[What to produce]: Extract and list every line that contains the word "cdot".

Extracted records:
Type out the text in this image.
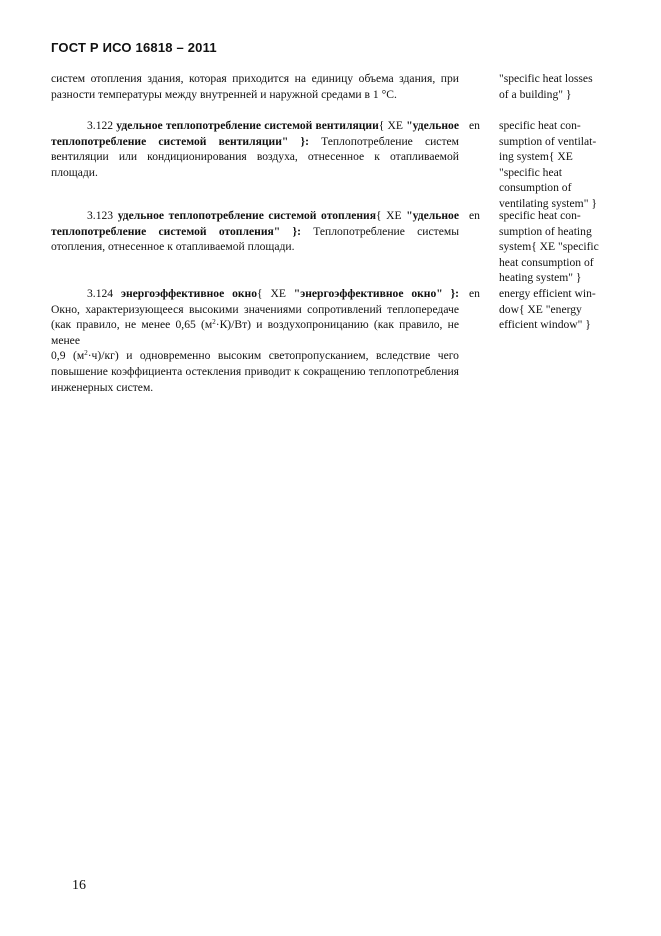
ГОСТ Р ИСО 16818 – 2011

систем отопления здания, которая приходится на единицу объема здания, при разности температуры между внутренней и наружной средами в 1 °С.

"specific heat losses
of a building" }

3.122 удельное теплопотребление системой вентиляции{ XE "удельное теплопотребление системой вентиляции" }: Теплопотребление систем вентиляции или кондиционирования воздуха, отнесенное к отапливаемой площади.

en specific heat con-
sumption of ventilat-
ing system{ XE
"specific heat
consumption of
ventilating system" }

3.123 удельное теплопотребление системой отопления{ XE "удельное теплопотребление системой отопления" }: Теплопотребление системы отопления, отнесенное к отапливаемой площади.

en specific heat con-
sumption of heating
system{ XE "specific
heat consumption of
heating system" }

3.124 энергоэффективное окно{ XE "энергоэффективное окно" }: Окно, характеризующееся высокими значениями сопротивлений теплопередаче (как правило, не менее 0,65 $(м^2\cdot К)/Вт$) и воздухопроницанию (как правило, не менее

0,9 $(м^2\cdot ч)/кг$) и одновременно высоким светопропусканием, вследствие чего повышение коэффициента остекления приводит к сокращению теплопотребления инженерных систем.

en energy efficient win-
dow{ XE "energy
efficient window" }
16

[Full solution]:
3.124 энергоэффективное окно{ XE "энергоэффективное окно" }: Окно, характеризующееся высокими значениями сопротивлений теплопередаче (как правило, не менее 0,65 $(м^2\cdot К)/Вт$) и воздухопроницанию (как правило, не менее
0,9 $(м^2\cdot ч)/кг$) и одновременно высоким светопропусканием, вследствие чего повышение коэффициента остекления приводит к сокращению теплопотребления инженерных систем.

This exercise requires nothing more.